▶ Given request: Which lines in the material below contain the string "estimated"? Copy each of them in full, matching case exactly.

— START —

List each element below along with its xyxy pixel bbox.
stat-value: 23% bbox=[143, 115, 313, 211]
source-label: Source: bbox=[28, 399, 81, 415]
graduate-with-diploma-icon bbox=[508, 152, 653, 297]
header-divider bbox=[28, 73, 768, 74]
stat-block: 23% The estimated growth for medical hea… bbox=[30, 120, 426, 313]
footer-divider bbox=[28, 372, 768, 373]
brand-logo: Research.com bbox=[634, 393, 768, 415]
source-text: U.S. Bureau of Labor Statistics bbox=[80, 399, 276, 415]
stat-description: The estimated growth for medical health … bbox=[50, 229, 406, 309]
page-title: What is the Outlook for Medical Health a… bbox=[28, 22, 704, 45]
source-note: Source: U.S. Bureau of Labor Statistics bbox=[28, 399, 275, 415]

— END —

▶ Response to the exercise:
stat-block: 23% The estimated growth for medical hea… bbox=[30, 120, 426, 313]
stat-description: The estimated growth for medical health … bbox=[50, 229, 406, 309]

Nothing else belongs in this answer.